=== PROBLEM DESCRIPTION ===
Every line of the material below must be repeated exactly.
----- EXTRACTED INFORMATION
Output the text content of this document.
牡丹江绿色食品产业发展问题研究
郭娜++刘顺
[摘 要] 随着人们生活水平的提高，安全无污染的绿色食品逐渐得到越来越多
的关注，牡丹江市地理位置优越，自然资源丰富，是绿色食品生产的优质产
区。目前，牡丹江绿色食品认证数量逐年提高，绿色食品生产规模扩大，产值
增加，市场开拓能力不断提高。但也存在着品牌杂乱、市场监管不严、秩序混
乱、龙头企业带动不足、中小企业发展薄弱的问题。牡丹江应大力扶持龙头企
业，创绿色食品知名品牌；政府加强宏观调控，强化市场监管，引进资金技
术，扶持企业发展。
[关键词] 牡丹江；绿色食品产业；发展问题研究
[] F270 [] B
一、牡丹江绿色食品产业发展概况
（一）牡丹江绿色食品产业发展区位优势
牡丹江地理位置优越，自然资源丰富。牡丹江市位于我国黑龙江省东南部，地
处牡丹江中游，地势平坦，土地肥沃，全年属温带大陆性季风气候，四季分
----------
=== SOLUTION ===
Output the text content of this document.
牡丹江绿色食品产业发展问题研究
郭娜++刘顺
[摘 要] 随着人们生活水平的提高，安全无污染的绿色食品逐渐得到越来越多
的关注，牡丹江市地理位置优越，自然资源丰富，是绿色食品生产的优质产
区。目前，牡丹江绿色食品认证数量逐年提高，绿色食品生产规模扩大，产值
增加，市场开拓能力不断提高。但也存在着品牌杂乱、市场监管不严、秩序混
乱、龙头企业带动不足、中小企业发展薄弱的问题。牡丹江应大力扶持龙头企
业，创绿色食品知名品牌；政府加强宏观调控，强化市场监管，引进资金技
术，扶持企业发展。
[关键词] 牡丹江；绿色食品产业；发展问题研究
[] F270 [] B
一、牡丹江绿色食品产业发展概况
（一）牡丹江绿色食品产业发展区位优势
牡丹江地理位置优越，自然资源丰富。牡丹江市位于我国黑龙江省东南部，地
处牡丹江中游，地势平坦，土地肥沃，全年属温带大陆性季风气候，四季分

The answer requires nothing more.